+++ Provided records +++

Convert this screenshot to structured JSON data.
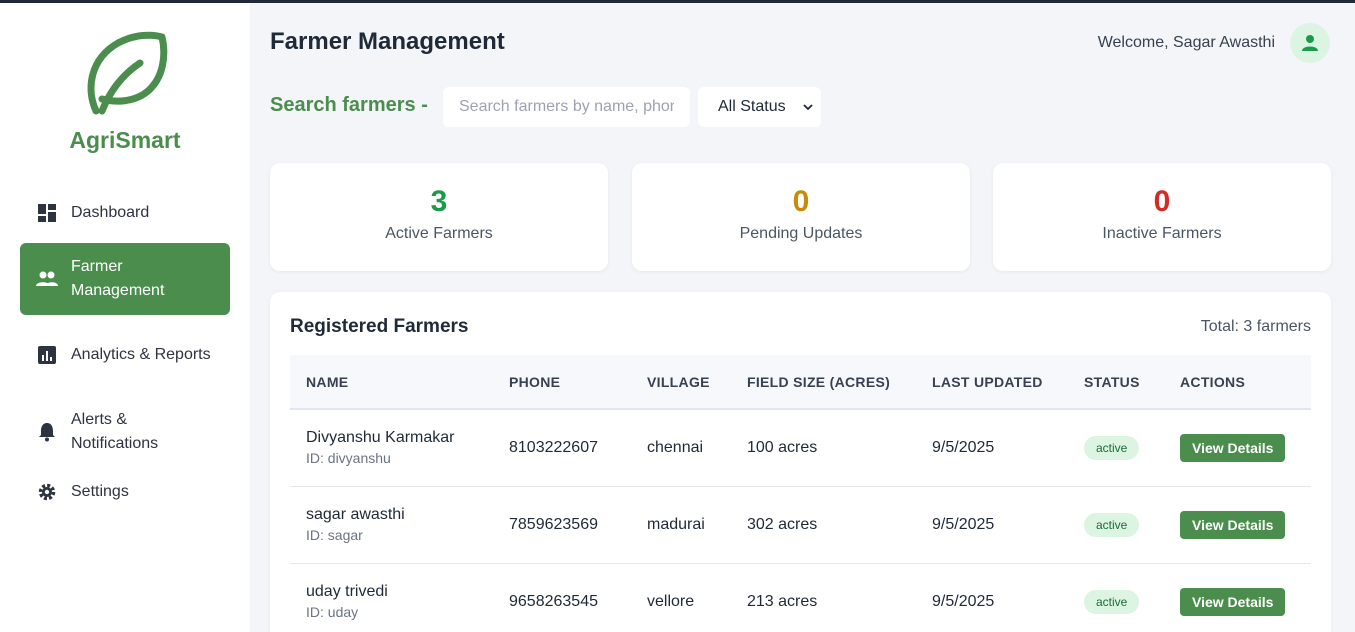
{
  "brand": {
    "name": "AgriSmart",
    "color": "#4a8d4c"
  },
  "sidebar": {
    "items": [
      {
        "label": "Dashboard",
        "icon": "dashboard-icon"
      },
      {
        "label": "Farmer Management",
        "icon": "people-icon",
        "active": true
      },
      {
        "label": "Analytics & Reports",
        "icon": "analytics-icon"
      },
      {
        "label": "Alerts & Notifications",
        "icon": "bell-icon"
      },
      {
        "label": "Settings",
        "icon": "gear-icon"
      }
    ]
  },
  "header": {
    "title": "Farmer Management",
    "welcome": "Welcome, Sagar Awasthi"
  },
  "search": {
    "label": "Search farmers -",
    "placeholder": "Search farmers by name, phone",
    "status_value": "All Status"
  },
  "stats": [
    {
      "value": "3",
      "label": "Active Farmers",
      "color": "#1a9b4a"
    },
    {
      "value": "0",
      "label": "Pending Updates",
      "color": "#c98a0a"
    },
    {
      "value": "0",
      "label": "Inactive Farmers",
      "color": "#d42a2a"
    }
  ],
  "table": {
    "title": "Registered Farmers",
    "total": "Total: 3 farmers",
    "columns": [
      "NAME",
      "PHONE",
      "VILLAGE",
      "FIELD SIZE (ACRES)",
      "LAST UPDATED",
      "STATUS",
      "ACTIONS"
    ],
    "rows": [
      {
        "name": "Divyanshu Karmakar",
        "id": "ID: divyanshu",
        "phone": "8103222607",
        "village": "chennai",
        "field": "100 acres",
        "updated": "9/5/2025",
        "status": "active",
        "action": "View Details"
      },
      {
        "name": "sagar awasthi",
        "id": "ID: sagar",
        "phone": "7859623569",
        "village": "madurai",
        "field": "302 acres",
        "updated": "9/5/2025",
        "status": "active",
        "action": "View Details"
      },
      {
        "name": "uday trivedi",
        "id": "ID: uday",
        "phone": "9658263545",
        "village": "vellore",
        "field": "213 acres",
        "updated": "9/5/2025",
        "status": "active",
        "action": "View Details"
      }
    ]
  }
}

+++

→ **Set exercise**
Every entry must be transcribed exactly. Pictures do not belong in the copy.

→ **Written response**
Convert this screenshot to structured JSON data.
{
  "brand": {
    "name": "AgriSmart",
    "color": "#4a8d4c"
  },
  "sidebar": {
    "items": [
      {
        "label": "Dashboard",
        "icon": "dashboard-icon"
      },
      {
        "label": "Farmer Management",
        "icon": "people-icon",
        "active": true
      },
      {
        "label": "Analytics & Reports",
        "icon": "analytics-icon"
      },
      {
        "label": "Alerts & Notifications",
        "icon": "bell-icon"
      },
      {
        "label": "Settings",
        "icon": "gear-icon"
      }
    ]
  },
  "header": {
    "title": "Farmer Management",
    "welcome": "Welcome, Sagar Awasthi"
  },
  "search": {
    "label": "Search farmers -",
    "placeholder": "Search farmers by name, phone",
    "status_value": "All Status"
  },
  "stats": [
    {
      "value": "3",
      "label": "Active Farmers",
      "color": "#1a9b4a"
    },
    {
      "value": "0",
      "label": "Pending Updates",
      "color": "#c98a0a"
    },
    {
      "value": "0",
      "label": "Inactive Farmers",
      "color": "#d42a2a"
    }
  ],
  "table": {
    "title": "Registered Farmers",
    "total": "Total: 3 farmers",
    "columns": [
      "NAME",
      "PHONE",
      "VILLAGE",
      "FIELD SIZE (ACRES)",
      "LAST UPDATED",
      "STATUS",
      "ACTIONS"
    ],
    "rows": [
      {
        "name": "Divyanshu Karmakar",
        "id": "ID: divyanshu",
        "phone": "8103222607",
        "village": "chennai",
        "field": "100 acres",
        "updated": "9/5/2025",
        "status": "active",
        "action": "View Details"
      },
      {
        "name": "sagar awasthi",
        "id": "ID: sagar",
        "phone": "7859623569",
        "village": "madurai",
        "field": "302 acres",
        "updated": "9/5/2025",
        "status": "active",
        "action": "View Details"
      },
      {
        "name": "uday trivedi",
        "id": "ID: uday",
        "phone": "9658263545",
        "village": "vellore",
        "field": "213 acres",
        "updated": "9/5/2025",
        "status": "active",
        "action": "View Details"
      }
    ]
  }
}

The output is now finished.